## What needs to be done
Every line below that includes "Selection" counts toward the total. Report that total alone.
[Given information start]
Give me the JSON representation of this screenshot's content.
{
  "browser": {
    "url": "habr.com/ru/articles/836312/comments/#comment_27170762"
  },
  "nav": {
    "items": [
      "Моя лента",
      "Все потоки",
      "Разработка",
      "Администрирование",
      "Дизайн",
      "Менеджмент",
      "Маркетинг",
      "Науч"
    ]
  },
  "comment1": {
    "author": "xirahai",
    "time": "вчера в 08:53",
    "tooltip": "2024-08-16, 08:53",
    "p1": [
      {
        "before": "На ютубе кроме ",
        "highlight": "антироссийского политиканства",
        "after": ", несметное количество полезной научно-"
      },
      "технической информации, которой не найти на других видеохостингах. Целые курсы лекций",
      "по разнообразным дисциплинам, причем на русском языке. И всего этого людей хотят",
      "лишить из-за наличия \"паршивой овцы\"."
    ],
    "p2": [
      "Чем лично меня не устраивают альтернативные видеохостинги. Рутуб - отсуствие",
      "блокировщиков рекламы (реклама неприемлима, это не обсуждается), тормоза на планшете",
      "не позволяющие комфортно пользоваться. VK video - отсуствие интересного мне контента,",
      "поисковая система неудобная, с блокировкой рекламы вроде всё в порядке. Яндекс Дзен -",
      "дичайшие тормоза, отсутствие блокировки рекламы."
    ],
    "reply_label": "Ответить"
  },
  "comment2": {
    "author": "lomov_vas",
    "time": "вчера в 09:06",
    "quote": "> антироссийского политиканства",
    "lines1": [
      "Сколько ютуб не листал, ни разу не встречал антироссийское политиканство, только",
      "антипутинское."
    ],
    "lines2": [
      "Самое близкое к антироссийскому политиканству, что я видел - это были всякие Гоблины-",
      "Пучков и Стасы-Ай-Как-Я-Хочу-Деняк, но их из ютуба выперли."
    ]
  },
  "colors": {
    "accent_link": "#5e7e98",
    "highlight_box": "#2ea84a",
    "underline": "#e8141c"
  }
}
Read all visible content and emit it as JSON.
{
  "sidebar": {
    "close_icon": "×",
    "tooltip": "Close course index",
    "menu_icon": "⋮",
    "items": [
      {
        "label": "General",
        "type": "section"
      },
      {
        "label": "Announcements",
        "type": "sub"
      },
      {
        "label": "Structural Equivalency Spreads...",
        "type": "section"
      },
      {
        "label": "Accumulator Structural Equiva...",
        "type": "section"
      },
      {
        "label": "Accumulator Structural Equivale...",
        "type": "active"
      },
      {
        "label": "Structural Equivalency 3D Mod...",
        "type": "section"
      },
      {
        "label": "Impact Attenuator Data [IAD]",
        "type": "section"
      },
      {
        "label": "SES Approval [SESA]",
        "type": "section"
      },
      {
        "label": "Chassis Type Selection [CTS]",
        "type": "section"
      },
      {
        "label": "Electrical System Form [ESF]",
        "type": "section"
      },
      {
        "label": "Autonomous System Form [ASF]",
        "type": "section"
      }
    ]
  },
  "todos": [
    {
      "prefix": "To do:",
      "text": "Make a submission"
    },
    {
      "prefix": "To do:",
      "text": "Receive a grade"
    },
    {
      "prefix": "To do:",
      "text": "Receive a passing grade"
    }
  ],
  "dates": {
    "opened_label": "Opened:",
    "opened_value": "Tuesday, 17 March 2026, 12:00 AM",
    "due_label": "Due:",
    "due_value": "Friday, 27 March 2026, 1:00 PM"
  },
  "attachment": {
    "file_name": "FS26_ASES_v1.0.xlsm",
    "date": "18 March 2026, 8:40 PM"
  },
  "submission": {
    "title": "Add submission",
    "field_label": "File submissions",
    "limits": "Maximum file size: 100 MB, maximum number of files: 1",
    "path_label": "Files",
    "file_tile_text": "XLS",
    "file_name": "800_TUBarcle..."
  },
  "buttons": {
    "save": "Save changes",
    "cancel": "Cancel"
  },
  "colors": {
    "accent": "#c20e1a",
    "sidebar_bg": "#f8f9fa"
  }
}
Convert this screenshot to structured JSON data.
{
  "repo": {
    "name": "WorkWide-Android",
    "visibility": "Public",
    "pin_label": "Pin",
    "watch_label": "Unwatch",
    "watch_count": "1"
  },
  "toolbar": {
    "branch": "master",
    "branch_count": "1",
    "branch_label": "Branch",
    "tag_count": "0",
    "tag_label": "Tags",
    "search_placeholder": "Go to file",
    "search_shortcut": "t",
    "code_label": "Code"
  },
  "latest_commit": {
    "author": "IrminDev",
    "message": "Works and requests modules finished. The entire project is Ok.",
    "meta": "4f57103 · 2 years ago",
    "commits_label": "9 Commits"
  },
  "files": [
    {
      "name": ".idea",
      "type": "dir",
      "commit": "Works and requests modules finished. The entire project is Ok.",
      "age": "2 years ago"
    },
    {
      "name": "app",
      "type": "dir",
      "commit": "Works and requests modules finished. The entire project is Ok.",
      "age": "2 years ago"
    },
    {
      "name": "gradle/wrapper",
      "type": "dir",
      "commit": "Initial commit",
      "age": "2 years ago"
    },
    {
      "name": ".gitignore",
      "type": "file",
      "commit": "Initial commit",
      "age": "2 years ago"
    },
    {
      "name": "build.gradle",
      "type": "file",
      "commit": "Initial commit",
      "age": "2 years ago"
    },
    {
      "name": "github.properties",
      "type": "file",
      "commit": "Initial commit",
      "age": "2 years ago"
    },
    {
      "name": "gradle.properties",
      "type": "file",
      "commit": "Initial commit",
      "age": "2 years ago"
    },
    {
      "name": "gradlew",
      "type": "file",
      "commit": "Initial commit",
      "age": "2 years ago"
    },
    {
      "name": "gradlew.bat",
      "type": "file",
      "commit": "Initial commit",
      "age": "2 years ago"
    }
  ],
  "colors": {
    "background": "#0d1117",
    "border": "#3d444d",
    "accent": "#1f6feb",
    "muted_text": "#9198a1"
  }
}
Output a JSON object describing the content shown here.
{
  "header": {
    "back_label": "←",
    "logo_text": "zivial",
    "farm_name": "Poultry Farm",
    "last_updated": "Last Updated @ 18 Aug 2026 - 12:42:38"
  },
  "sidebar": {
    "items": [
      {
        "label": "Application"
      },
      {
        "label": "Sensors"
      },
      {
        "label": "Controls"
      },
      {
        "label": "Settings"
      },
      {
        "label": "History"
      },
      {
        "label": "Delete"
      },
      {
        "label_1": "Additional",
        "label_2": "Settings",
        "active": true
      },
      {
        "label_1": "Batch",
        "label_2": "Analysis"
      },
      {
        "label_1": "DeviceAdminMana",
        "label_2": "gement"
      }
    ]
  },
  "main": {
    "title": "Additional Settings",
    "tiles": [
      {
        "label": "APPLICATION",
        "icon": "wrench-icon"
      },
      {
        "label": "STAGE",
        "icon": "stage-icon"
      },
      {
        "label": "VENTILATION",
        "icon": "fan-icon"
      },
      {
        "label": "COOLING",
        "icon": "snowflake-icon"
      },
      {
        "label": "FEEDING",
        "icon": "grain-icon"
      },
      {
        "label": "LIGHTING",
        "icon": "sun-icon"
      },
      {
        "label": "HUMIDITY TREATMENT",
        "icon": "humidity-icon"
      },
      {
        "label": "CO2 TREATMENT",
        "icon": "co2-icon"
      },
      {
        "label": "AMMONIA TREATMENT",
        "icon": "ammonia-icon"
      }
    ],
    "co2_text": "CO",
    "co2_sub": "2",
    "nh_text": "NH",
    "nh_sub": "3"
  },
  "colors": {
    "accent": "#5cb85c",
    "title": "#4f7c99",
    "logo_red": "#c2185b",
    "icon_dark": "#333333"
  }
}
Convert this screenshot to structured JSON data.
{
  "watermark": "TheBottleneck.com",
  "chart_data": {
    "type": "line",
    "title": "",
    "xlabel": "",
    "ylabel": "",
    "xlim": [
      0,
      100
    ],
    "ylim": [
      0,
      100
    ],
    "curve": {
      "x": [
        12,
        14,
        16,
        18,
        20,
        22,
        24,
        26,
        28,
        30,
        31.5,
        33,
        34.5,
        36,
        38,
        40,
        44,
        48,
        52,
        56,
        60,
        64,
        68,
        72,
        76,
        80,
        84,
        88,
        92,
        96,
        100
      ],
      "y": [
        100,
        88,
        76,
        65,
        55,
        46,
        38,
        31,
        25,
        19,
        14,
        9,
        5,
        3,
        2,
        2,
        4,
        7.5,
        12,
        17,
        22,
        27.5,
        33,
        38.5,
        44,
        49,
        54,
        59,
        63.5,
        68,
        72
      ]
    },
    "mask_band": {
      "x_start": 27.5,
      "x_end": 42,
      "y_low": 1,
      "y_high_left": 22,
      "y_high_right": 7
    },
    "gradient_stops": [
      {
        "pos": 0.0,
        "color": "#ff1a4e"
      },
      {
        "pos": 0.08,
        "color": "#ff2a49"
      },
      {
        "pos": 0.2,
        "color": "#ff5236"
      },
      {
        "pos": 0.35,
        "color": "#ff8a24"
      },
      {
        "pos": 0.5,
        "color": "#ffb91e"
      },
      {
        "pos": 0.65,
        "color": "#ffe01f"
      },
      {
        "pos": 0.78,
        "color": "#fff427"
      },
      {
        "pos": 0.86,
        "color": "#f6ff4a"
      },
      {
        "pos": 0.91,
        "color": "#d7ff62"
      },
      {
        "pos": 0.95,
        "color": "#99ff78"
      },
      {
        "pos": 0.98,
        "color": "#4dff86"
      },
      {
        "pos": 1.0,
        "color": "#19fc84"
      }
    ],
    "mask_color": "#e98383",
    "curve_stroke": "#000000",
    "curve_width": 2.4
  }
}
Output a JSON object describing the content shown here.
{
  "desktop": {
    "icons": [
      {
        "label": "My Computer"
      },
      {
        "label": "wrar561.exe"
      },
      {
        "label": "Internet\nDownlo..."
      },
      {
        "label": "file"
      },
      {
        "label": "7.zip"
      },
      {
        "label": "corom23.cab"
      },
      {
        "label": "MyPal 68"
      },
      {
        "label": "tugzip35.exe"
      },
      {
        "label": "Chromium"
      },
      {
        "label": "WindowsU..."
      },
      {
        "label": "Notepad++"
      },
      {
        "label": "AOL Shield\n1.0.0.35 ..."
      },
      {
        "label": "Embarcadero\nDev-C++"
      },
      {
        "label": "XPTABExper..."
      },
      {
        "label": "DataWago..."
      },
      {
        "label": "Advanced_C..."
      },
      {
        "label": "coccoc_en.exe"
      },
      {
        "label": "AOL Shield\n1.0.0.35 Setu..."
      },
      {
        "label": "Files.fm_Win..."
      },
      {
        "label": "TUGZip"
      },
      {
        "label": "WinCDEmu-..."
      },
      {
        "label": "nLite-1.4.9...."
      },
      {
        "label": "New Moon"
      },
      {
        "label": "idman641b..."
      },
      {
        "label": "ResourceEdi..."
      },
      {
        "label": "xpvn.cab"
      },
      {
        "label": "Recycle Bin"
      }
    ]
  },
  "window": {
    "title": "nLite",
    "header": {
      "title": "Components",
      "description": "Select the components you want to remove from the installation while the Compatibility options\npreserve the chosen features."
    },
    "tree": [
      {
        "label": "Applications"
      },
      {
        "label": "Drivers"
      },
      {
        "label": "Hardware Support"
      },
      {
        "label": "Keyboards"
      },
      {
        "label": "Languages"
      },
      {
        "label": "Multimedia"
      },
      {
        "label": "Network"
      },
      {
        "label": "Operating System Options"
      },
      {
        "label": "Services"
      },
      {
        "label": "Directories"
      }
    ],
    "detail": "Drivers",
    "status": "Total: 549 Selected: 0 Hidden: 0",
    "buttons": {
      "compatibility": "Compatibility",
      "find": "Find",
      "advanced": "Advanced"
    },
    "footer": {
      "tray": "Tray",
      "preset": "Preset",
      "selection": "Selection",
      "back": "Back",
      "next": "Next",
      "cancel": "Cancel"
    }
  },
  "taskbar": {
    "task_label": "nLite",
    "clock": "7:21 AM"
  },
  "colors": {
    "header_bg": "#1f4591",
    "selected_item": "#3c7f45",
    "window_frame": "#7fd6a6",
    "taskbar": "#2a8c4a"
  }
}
[Given information end]
## Output below
2